## Exercise aim
Exactly repeat the material, dropping every picture from the copy.
--- START Given data ---
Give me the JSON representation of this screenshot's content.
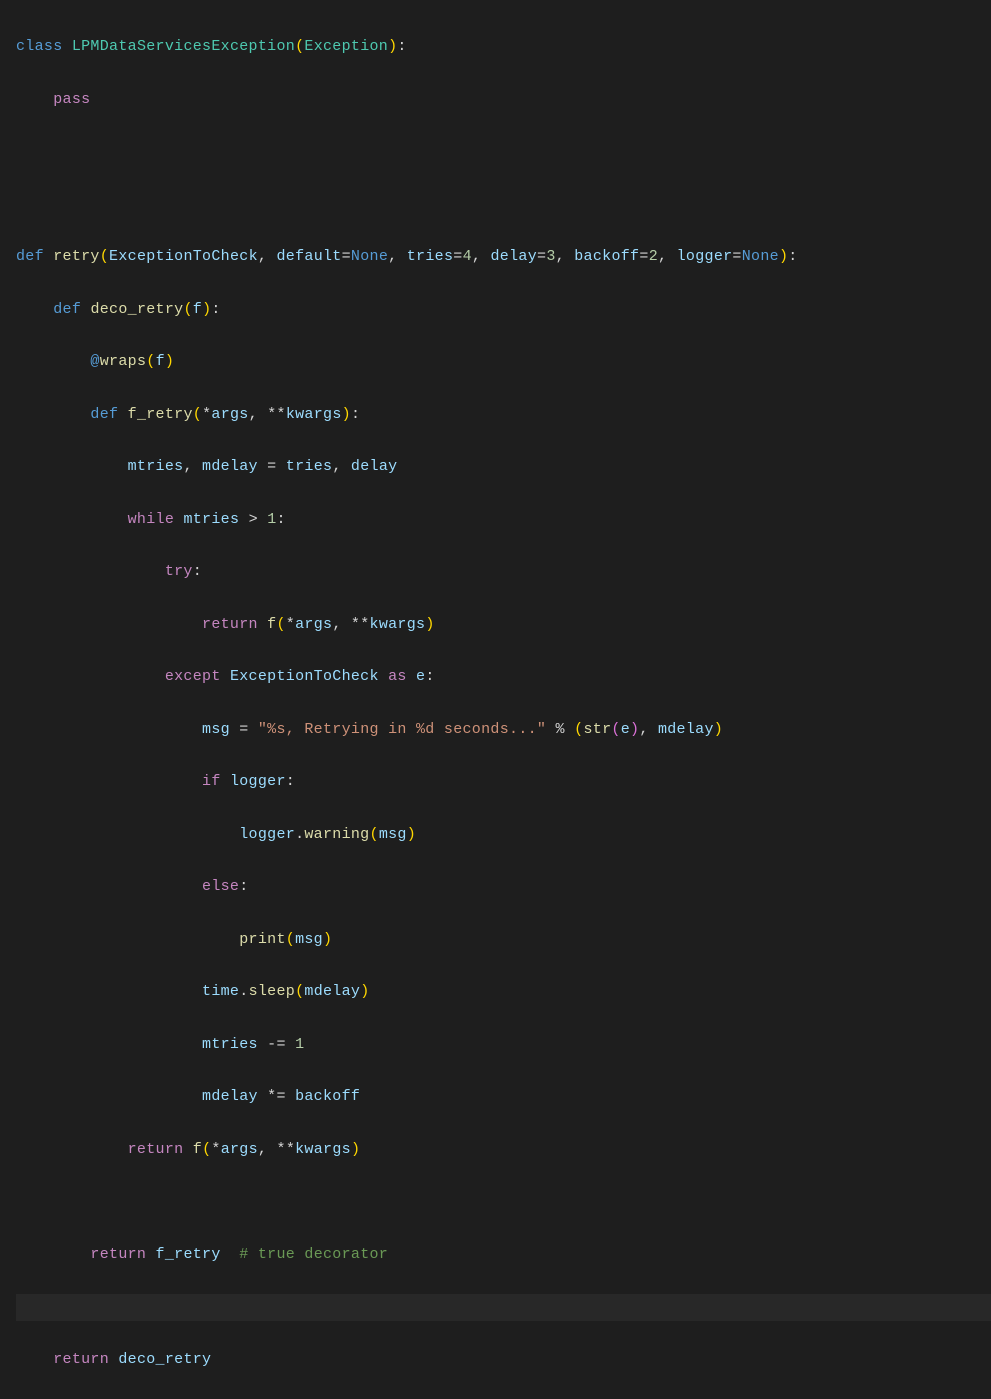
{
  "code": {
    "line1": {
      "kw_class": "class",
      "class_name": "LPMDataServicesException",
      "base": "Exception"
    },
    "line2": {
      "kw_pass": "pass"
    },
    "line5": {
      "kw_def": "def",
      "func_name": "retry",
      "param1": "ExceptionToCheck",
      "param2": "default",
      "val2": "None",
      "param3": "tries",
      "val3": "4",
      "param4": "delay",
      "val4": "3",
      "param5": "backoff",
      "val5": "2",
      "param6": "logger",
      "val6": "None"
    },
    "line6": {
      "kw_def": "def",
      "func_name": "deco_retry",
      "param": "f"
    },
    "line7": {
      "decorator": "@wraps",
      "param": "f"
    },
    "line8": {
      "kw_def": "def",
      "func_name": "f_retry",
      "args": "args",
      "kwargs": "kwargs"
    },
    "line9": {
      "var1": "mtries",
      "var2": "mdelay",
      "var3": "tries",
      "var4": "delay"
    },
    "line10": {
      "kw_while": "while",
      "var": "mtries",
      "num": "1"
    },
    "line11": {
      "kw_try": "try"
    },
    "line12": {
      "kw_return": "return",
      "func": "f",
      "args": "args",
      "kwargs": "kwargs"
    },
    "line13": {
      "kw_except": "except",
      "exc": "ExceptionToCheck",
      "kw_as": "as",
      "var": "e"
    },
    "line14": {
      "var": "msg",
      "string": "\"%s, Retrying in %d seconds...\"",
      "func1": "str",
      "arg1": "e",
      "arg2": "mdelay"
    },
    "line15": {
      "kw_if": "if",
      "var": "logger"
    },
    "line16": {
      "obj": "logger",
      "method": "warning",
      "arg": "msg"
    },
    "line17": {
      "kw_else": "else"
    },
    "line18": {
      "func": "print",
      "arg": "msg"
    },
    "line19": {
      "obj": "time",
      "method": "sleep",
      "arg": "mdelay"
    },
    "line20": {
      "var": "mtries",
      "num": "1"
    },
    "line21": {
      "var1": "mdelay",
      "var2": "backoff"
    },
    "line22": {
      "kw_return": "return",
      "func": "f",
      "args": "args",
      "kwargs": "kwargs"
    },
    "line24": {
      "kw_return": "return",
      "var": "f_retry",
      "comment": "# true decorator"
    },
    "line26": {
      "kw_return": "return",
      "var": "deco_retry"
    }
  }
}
--- END Given data ---
## Response
Give me the JSON representation of this screenshot's content.
{
  "code": {
    "line1": {
      "kw_class": "class",
      "class_name": "LPMDataServicesException",
      "base": "Exception"
    },
    "line2": {
      "kw_pass": "pass"
    },
    "line5": {
      "kw_def": "def",
      "func_name": "retry",
      "param1": "ExceptionToCheck",
      "param2": "default",
      "val2": "None",
      "param3": "tries",
      "val3": "4",
      "param4": "delay",
      "val4": "3",
      "param5": "backoff",
      "val5": "2",
      "param6": "logger",
      "val6": "None"
    },
    "line6": {
      "kw_def": "def",
      "func_name": "deco_retry",
      "param": "f"
    },
    "line7": {
      "decorator": "@wraps",
      "param": "f"
    },
    "line8": {
      "kw_def": "def",
      "func_name": "f_retry",
      "args": "args",
      "kwargs": "kwargs"
    },
    "line9": {
      "var1": "mtries",
      "var2": "mdelay",
      "var3": "tries",
      "var4": "delay"
    },
    "line10": {
      "kw_while": "while",
      "var": "mtries",
      "num": "1"
    },
    "line11": {
      "kw_try": "try"
    },
    "line12": {
      "kw_return": "return",
      "func": "f",
      "args": "args",
      "kwargs": "kwargs"
    },
    "line13": {
      "kw_except": "except",
      "exc": "ExceptionToCheck",
      "kw_as": "as",
      "var": "e"
    },
    "line14": {
      "var": "msg",
      "string": "\"%s, Retrying in %d seconds...\"",
      "func1": "str",
      "arg1": "e",
      "arg2": "mdelay"
    },
    "line15": {
      "kw_if": "if",
      "var": "logger"
    },
    "line16": {
      "obj": "logger",
      "method": "warning",
      "arg": "msg"
    },
    "line17": {
      "kw_else": "else"
    },
    "line18": {
      "func": "print",
      "arg": "msg"
    },
    "line19": {
      "obj": "time",
      "method": "sleep",
      "arg": "mdelay"
    },
    "line20": {
      "var": "mtries",
      "num": "1"
    },
    "line21": {
      "var1": "mdelay",
      "var2": "backoff"
    },
    "line22": {
      "kw_return": "return",
      "func": "f",
      "args": "args",
      "kwargs": "kwargs"
    },
    "line24": {
      "kw_return": "return",
      "var": "f_retry",
      "comment": "# true decorator"
    },
    "line26": {
      "kw_return": "return",
      "var": "deco_retry"
    }
  }
}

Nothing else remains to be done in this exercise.